>> BEGIN DATA SHOWN

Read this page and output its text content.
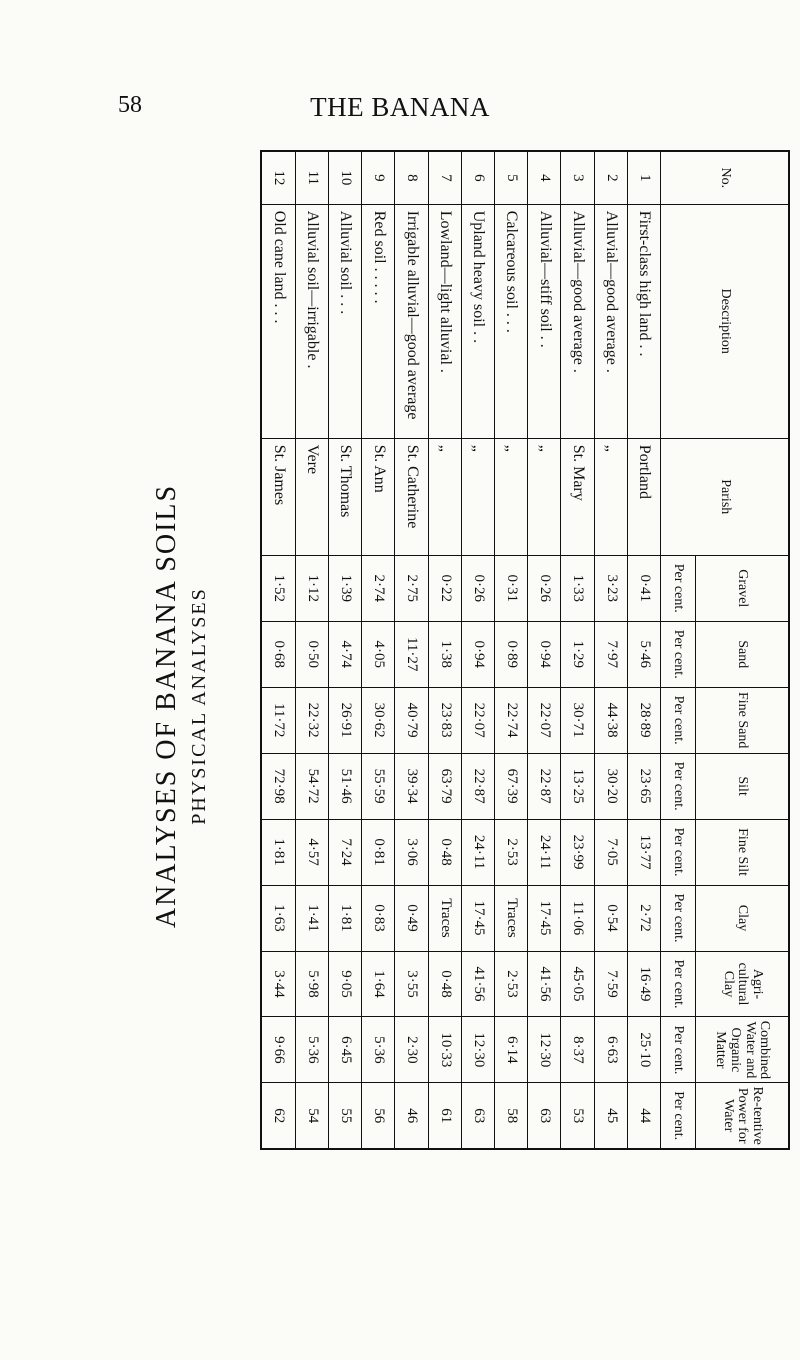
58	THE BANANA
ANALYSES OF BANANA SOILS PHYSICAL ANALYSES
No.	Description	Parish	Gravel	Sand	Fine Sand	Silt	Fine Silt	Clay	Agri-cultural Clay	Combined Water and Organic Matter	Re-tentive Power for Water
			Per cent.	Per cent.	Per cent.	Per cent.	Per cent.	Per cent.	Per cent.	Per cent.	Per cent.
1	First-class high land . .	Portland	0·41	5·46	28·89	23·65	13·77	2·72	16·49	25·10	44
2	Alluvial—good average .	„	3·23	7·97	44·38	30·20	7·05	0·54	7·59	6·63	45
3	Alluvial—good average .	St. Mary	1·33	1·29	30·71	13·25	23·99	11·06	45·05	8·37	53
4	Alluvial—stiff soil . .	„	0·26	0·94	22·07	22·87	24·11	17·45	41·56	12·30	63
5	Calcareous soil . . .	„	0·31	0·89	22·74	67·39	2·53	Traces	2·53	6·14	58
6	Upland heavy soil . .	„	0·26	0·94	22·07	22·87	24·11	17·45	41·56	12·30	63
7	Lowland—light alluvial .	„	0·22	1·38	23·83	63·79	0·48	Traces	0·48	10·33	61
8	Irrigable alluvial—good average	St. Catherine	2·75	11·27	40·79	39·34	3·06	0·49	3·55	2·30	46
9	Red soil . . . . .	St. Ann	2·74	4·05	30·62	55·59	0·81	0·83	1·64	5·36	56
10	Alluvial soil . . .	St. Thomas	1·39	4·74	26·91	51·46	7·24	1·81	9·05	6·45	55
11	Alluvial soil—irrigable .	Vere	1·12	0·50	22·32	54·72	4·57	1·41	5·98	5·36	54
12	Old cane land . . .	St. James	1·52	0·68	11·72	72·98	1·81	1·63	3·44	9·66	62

>> END DATA SHOWN

» **EXERCISE OBJECTIVE**
Pictures are excluded; copy all other data exactly as shown.

» **SOLUTION**
Read this page and output its text content.
58	THE BANANA
ANALYSES OF BANANA SOILS PHYSICAL ANALYSES
No.	Description	Parish	Gravel	Sand	Fine Sand	Silt	Fine Silt	Clay	Agri-cultural Clay	Combined Water and Organic Matter	Re-tentive Power for Water
			Per cent.	Per cent.	Per cent.	Per cent.	Per cent.	Per cent.	Per cent.	Per cent.	Per cent.
1	First-class high land . .	Portland	0·41	5·46	28·89	23·65	13·77	2·72	16·49	25·10	44
2	Alluvial—good average .	„	3·23	7·97	44·38	30·20	7·05	0·54	7·59	6·63	45
3	Alluvial—good average .	St. Mary	1·33	1·29	30·71	13·25	23·99	11·06	45·05	8·37	53
4	Alluvial—stiff soil . .	„	0·26	0·94	22·07	22·87	24·11	17·45	41·56	12·30	63
5	Calcareous soil . . .	„	0·31	0·89	22·74	67·39	2·53	Traces	2·53	6·14	58
6	Upland heavy soil . .	„	0·26	0·94	22·07	22·87	24·11	17·45	41·56	12·30	63
7	Lowland—light alluvial .	„	0·22	1·38	23·83	63·79	0·48	Traces	0·48	10·33	61
8	Irrigable alluvial—good average	St. Catherine	2·75	11·27	40·79	39·34	3·06	0·49	3·55	2·30	46
9	Red soil . . . . .	St. Ann	2·74	4·05	30·62	55·59	0·81	0·83	1·64	5·36	56
10	Alluvial soil . . .	St. Thomas	1·39	4·74	26·91	51·46	7·24	1·81	9·05	6·45	55
11	Alluvial soil—irrigable .	Vere	1·12	0·50	22·32	54·72	4·57	1·41	5·98	5·36	54
12	Old cane land . . .	St. James	1·52	0·68	11·72	72·98	1·81	1·63	3·44	9·66	62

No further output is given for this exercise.